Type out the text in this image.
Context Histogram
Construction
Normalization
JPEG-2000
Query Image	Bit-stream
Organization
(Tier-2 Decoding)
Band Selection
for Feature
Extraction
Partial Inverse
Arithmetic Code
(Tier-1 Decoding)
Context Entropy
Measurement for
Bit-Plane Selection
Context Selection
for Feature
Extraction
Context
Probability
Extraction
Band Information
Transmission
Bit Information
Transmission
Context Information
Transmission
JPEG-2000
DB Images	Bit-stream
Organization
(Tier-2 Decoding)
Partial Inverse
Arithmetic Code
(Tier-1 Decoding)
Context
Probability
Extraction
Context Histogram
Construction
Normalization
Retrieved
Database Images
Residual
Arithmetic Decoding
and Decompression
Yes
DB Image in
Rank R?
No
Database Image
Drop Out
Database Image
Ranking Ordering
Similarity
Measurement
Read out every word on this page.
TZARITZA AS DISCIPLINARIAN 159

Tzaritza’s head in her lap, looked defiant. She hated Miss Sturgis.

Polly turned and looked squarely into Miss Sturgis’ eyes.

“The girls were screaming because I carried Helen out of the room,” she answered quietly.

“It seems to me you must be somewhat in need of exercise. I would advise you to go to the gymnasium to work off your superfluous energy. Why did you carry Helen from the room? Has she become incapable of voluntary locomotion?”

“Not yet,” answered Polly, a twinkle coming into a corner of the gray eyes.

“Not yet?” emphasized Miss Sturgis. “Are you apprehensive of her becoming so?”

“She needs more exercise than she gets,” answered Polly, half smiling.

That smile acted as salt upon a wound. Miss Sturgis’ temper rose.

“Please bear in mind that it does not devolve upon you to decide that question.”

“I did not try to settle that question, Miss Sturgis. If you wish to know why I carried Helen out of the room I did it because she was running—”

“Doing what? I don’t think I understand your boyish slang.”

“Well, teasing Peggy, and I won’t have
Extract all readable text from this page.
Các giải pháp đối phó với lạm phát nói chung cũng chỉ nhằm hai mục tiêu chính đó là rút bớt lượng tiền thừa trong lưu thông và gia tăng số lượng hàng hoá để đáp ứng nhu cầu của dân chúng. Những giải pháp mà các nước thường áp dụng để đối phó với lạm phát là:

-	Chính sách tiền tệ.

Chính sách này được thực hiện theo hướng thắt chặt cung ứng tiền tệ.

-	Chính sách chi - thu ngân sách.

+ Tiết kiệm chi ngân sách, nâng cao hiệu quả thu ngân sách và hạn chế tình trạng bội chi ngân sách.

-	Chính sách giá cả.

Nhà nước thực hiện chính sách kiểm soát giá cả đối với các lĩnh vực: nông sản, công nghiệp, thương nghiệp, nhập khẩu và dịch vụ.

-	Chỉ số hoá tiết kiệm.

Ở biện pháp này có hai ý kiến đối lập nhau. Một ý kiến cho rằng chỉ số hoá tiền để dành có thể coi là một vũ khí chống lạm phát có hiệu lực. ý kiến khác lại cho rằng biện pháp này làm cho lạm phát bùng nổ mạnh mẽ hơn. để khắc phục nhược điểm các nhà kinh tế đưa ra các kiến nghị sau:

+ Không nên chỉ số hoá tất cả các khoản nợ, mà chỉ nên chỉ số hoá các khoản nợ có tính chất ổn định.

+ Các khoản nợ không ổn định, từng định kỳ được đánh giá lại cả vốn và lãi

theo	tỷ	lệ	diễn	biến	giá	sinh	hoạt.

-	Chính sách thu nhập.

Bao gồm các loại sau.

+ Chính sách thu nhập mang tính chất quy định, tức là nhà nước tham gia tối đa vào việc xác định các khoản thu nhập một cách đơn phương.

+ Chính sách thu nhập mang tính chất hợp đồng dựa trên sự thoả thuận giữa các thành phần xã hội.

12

====

**Task to carry out**
Copy out each line of the entries that holds "eyes".

**Exercise solution**
Polly turned and looked squarely into Miss Sturgis’ eyes.
“Not yet,” answered Polly, a twinkle coming into a corner of the gray eyes.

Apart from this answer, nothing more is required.